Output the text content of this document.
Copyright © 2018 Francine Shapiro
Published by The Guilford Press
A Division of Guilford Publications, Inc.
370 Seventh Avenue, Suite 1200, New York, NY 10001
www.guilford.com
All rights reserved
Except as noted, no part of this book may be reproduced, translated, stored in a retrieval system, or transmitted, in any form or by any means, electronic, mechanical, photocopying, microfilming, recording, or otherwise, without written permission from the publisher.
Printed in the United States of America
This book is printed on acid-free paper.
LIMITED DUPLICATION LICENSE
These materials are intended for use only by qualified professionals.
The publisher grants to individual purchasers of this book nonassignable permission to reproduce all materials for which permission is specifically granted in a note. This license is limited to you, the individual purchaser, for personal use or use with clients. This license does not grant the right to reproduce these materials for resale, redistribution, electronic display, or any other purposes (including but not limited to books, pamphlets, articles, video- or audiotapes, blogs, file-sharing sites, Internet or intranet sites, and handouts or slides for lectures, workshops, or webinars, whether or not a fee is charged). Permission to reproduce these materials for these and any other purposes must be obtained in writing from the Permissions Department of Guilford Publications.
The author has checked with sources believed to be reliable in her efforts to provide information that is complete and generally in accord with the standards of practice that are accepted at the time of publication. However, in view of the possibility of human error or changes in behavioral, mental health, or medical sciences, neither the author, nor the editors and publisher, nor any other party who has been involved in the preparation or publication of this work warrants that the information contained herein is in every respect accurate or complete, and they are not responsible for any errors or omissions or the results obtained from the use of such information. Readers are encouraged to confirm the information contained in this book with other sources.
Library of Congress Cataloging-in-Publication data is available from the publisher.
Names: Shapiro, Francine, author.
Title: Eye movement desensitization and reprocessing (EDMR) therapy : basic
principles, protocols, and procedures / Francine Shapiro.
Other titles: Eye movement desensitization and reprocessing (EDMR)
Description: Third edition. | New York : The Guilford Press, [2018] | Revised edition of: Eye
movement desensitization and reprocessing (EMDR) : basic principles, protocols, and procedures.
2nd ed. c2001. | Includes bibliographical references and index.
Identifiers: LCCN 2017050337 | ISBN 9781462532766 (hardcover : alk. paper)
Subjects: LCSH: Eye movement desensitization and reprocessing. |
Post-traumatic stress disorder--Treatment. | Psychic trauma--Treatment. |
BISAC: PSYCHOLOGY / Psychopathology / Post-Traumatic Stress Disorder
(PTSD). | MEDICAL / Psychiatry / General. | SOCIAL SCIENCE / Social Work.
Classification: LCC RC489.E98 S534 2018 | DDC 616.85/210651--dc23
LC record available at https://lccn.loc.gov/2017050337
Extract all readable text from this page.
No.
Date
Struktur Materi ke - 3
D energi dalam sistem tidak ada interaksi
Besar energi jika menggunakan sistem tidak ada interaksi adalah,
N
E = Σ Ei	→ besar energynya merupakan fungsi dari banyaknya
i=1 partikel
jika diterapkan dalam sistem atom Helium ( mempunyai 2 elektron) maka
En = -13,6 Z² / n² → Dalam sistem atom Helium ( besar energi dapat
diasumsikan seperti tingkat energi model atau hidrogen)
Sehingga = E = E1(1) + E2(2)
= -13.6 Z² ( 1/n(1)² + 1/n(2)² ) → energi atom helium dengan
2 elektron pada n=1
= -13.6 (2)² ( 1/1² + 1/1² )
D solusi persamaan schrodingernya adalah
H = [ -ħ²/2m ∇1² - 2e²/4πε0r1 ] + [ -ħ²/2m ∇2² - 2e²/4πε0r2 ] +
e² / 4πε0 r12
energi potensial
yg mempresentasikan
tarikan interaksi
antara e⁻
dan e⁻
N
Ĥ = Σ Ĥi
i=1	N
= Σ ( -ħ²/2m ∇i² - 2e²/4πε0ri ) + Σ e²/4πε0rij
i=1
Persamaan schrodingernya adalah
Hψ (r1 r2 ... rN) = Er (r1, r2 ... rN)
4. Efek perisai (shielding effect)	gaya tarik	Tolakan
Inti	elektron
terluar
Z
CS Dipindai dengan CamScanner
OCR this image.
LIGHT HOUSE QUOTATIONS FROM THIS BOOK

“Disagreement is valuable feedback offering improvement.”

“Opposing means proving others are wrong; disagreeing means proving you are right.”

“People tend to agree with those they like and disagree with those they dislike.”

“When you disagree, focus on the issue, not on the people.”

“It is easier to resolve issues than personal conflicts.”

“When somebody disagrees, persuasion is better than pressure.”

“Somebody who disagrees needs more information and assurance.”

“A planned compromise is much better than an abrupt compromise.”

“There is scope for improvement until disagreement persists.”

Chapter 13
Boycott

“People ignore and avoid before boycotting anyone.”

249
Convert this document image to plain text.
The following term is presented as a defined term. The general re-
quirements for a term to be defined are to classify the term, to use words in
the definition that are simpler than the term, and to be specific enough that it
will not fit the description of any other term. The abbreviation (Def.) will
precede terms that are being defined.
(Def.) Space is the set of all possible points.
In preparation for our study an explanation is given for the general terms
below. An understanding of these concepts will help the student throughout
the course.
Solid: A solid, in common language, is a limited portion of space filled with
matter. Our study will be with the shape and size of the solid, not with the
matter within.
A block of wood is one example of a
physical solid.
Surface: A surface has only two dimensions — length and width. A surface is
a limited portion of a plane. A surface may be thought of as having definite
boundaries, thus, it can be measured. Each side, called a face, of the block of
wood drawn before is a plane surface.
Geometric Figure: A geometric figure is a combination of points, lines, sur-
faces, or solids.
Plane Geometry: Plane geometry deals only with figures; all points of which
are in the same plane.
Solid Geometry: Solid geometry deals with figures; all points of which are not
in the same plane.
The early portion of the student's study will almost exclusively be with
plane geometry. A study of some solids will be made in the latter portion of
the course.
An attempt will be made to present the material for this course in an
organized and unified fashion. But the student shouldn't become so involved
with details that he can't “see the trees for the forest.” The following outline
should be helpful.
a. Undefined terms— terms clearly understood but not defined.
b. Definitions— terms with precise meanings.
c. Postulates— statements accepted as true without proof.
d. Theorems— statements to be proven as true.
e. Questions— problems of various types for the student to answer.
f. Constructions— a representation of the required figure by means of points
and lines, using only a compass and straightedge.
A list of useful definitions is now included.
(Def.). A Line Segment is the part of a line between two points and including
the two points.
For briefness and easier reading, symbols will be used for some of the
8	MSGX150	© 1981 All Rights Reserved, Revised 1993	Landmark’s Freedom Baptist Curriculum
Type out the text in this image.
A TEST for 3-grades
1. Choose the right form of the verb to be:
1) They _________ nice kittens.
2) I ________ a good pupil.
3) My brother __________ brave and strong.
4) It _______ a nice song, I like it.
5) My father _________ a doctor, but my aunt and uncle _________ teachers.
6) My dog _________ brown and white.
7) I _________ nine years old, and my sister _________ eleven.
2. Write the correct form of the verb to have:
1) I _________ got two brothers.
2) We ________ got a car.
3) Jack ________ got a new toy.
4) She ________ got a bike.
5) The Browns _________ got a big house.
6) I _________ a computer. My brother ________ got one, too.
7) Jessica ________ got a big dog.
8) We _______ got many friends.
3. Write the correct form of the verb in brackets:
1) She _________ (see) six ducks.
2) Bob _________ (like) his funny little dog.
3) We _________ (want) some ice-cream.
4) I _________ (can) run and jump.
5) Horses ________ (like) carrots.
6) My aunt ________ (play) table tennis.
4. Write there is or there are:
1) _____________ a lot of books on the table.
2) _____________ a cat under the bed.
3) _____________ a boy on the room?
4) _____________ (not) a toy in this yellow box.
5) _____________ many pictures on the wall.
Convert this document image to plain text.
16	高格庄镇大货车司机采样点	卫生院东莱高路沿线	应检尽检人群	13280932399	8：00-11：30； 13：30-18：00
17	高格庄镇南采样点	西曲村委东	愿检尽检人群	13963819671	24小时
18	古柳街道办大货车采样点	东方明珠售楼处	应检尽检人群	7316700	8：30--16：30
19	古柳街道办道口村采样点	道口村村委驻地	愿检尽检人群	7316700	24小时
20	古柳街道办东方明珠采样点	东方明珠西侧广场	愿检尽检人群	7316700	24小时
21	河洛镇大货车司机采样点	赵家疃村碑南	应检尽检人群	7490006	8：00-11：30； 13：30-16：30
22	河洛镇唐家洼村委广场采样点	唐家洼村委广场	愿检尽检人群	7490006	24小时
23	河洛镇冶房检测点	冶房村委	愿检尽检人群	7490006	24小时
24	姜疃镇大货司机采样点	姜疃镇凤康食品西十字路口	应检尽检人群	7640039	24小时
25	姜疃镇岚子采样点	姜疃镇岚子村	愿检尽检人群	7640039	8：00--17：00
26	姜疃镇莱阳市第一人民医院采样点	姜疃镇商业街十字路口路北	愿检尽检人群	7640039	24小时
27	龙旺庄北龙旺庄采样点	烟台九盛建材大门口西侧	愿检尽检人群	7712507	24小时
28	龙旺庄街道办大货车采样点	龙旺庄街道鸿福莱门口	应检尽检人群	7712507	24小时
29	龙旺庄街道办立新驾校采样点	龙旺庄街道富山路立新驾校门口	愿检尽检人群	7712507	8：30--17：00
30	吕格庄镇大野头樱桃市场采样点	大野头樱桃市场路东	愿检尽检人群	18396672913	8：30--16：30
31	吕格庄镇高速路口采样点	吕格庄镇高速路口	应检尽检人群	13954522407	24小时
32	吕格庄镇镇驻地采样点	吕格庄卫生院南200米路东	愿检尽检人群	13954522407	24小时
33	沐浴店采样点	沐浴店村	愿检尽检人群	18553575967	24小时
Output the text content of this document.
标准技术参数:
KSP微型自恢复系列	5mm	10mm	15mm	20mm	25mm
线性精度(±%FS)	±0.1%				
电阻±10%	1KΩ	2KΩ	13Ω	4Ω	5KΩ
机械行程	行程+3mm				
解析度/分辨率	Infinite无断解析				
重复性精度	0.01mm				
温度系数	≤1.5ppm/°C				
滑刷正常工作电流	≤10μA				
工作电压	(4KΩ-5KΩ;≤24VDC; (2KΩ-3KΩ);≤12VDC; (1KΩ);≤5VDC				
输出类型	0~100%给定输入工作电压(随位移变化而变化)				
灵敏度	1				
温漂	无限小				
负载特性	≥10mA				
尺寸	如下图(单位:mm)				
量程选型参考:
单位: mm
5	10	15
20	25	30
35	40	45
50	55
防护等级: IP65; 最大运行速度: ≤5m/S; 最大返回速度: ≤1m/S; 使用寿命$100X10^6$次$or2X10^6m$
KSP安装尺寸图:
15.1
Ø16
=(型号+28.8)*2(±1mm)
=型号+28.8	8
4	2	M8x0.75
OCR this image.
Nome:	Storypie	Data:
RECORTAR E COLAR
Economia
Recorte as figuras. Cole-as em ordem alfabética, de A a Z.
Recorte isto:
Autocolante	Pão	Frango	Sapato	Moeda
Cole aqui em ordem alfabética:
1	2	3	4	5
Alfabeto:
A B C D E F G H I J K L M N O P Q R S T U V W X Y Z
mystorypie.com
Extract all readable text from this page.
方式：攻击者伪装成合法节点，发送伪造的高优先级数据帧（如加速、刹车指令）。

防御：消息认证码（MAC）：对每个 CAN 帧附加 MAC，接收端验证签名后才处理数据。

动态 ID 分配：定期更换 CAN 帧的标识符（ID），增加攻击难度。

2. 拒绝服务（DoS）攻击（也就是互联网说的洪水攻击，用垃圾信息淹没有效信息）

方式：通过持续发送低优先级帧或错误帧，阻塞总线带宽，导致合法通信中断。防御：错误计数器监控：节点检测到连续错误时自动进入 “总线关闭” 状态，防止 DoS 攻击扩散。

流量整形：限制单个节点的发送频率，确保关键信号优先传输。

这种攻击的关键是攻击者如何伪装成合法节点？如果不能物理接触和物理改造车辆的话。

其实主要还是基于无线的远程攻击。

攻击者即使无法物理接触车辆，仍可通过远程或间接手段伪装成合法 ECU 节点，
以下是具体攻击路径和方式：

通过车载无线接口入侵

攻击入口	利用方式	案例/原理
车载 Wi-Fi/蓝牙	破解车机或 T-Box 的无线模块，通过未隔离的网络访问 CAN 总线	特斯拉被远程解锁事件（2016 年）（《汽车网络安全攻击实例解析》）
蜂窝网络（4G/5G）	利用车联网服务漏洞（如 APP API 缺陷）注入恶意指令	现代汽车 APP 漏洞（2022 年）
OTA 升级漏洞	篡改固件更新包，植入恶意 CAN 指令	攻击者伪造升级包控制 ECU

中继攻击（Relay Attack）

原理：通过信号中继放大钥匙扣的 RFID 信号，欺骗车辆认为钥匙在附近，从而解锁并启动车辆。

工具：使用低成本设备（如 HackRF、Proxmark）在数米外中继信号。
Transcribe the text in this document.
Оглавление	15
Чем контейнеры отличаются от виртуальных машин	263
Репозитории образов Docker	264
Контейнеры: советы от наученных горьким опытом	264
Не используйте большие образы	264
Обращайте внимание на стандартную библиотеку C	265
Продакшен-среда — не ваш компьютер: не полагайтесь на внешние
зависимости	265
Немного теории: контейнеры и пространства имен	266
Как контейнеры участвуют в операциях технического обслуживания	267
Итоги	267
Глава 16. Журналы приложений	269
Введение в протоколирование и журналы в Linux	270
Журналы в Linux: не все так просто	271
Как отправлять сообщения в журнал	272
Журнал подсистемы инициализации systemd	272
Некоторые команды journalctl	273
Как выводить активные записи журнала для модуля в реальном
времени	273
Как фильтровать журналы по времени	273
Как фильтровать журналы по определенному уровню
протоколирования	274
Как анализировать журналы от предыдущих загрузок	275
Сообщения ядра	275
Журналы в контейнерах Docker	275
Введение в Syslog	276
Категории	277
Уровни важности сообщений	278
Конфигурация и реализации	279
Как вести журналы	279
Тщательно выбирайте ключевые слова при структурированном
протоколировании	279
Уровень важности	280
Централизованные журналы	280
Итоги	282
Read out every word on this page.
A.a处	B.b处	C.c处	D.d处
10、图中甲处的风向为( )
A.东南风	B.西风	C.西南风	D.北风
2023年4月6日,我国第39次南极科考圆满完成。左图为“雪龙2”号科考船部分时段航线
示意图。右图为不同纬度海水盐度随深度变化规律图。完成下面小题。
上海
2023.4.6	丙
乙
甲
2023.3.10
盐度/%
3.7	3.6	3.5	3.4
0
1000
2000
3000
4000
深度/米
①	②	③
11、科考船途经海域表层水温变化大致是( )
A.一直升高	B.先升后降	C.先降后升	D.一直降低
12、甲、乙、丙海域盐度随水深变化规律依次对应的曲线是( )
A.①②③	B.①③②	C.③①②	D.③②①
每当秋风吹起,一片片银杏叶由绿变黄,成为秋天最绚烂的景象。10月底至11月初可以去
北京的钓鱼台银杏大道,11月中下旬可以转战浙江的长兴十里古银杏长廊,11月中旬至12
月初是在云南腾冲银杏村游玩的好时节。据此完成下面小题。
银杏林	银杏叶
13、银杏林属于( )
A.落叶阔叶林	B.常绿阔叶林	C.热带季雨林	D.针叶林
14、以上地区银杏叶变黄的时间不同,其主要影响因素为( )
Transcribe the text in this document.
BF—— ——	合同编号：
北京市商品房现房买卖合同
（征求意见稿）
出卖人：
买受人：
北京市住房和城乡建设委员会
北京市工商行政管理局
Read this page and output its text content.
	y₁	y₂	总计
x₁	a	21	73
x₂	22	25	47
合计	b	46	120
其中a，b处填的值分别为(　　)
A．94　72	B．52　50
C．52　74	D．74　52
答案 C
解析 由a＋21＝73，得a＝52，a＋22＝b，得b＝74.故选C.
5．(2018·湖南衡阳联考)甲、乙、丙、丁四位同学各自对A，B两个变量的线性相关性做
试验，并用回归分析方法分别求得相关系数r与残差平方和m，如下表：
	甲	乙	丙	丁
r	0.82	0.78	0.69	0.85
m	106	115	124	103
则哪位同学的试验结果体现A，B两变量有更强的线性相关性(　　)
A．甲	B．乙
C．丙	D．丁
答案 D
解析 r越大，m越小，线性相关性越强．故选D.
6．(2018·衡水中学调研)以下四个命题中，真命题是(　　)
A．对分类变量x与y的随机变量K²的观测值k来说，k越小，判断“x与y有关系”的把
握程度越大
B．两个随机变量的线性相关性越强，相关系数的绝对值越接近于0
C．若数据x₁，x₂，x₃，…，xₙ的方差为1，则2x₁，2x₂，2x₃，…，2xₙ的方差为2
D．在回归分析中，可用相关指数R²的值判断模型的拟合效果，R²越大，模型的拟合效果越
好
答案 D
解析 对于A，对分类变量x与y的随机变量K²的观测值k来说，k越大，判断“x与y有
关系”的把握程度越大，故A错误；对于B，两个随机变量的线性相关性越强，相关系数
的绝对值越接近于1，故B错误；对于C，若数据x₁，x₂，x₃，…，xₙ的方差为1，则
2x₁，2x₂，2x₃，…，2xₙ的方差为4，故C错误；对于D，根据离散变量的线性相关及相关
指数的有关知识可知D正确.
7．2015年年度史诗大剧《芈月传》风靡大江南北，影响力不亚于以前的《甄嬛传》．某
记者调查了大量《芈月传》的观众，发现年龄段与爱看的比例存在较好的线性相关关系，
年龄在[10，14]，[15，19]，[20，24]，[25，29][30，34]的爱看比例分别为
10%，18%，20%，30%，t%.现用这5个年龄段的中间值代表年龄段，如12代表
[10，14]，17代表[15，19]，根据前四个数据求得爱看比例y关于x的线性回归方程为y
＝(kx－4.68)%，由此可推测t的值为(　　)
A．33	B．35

——

**Stated exercise**:
Of all the lines in the material above, how many contain the word "table"? Give only the count.

**Reply**:
2